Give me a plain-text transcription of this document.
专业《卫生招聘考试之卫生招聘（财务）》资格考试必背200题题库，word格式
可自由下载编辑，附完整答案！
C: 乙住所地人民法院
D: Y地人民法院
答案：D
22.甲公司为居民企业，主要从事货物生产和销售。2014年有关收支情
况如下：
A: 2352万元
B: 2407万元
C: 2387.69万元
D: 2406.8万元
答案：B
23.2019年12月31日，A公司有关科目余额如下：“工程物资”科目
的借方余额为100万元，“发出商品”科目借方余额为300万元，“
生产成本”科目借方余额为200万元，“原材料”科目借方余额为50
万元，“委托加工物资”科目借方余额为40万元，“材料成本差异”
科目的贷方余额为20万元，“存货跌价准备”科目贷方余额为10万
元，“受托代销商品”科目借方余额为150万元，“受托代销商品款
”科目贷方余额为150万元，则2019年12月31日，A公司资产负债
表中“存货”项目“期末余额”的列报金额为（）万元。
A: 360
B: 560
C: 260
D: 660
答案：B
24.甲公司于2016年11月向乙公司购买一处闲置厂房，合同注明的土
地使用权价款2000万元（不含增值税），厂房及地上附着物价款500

+ + + + + + +

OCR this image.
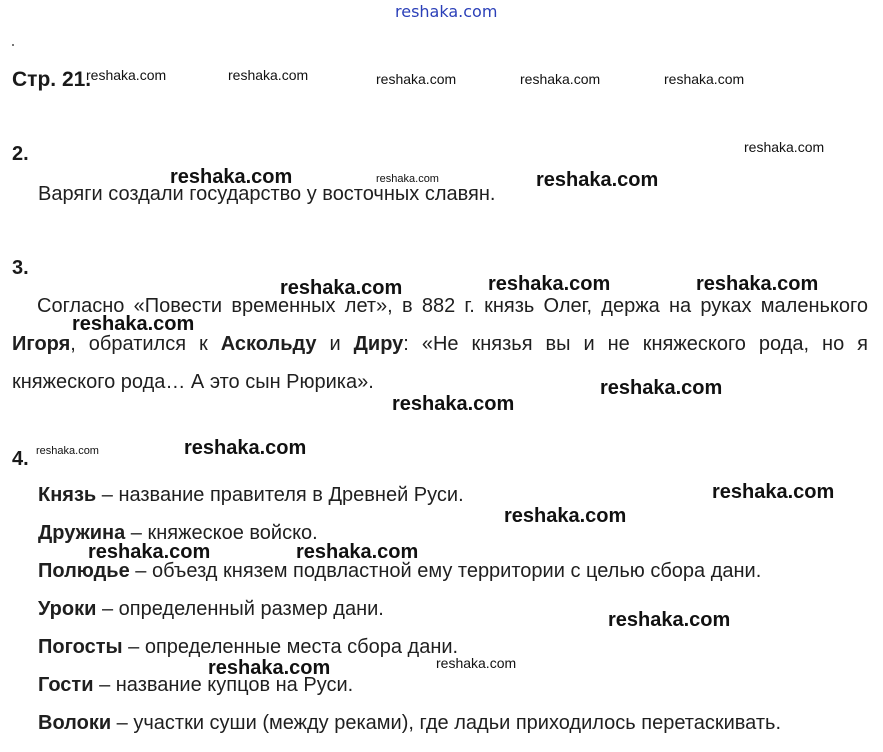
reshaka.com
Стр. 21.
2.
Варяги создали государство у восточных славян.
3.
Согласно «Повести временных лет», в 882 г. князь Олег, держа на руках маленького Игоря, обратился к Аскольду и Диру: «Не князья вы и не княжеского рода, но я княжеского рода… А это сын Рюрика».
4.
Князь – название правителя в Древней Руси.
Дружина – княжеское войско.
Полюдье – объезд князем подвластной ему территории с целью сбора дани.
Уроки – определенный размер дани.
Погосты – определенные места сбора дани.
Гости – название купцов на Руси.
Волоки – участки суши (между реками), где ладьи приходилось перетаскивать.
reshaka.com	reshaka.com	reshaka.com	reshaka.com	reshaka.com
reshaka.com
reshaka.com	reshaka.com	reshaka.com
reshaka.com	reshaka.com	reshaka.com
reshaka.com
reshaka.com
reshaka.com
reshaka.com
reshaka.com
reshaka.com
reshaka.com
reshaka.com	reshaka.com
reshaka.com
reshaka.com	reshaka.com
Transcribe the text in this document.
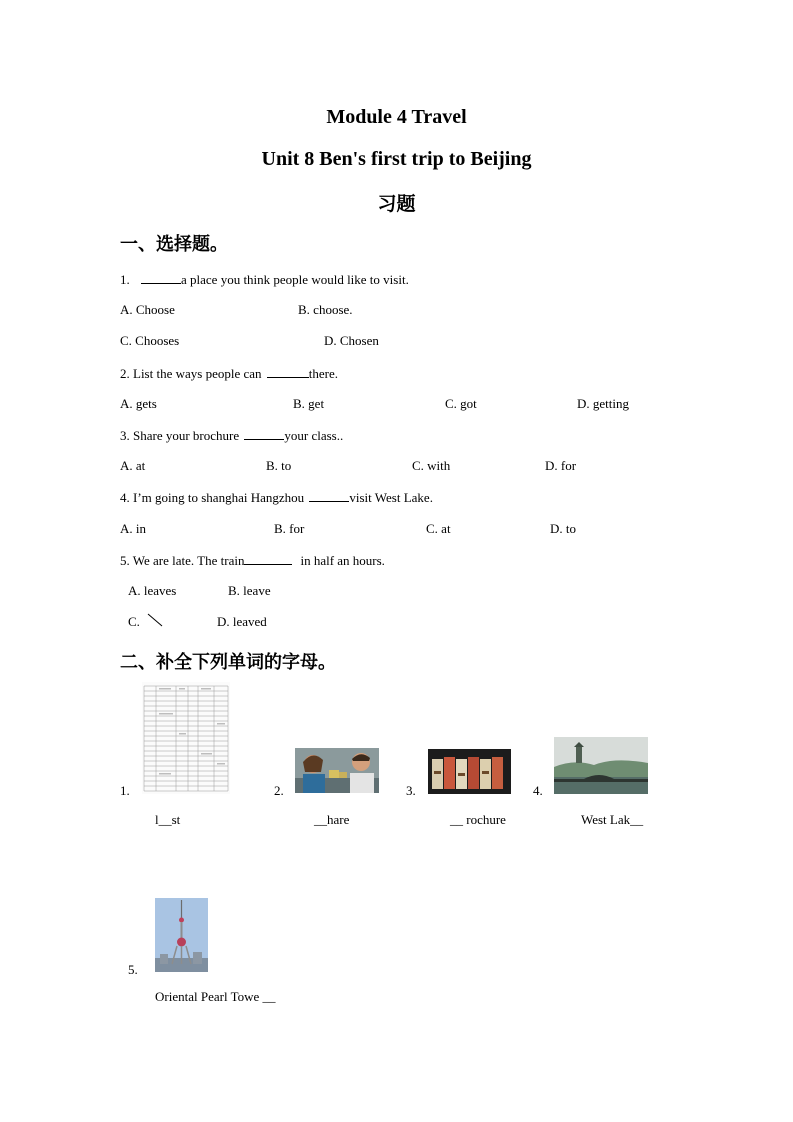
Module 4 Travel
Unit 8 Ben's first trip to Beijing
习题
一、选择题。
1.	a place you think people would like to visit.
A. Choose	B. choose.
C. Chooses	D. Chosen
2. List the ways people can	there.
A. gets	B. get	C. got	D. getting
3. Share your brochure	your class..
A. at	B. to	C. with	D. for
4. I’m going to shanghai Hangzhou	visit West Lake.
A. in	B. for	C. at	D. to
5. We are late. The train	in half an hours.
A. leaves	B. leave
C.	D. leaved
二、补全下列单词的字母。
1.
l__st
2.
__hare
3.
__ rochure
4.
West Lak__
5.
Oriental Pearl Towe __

+ + + + + + +

> WRITTEN TASK:
Extract every line from the records above that contains the word "название".

> SOLUTION TO THE EXERCISE:
Князь – название правителя в Древней Руси.
Гости – название купцов на Руси.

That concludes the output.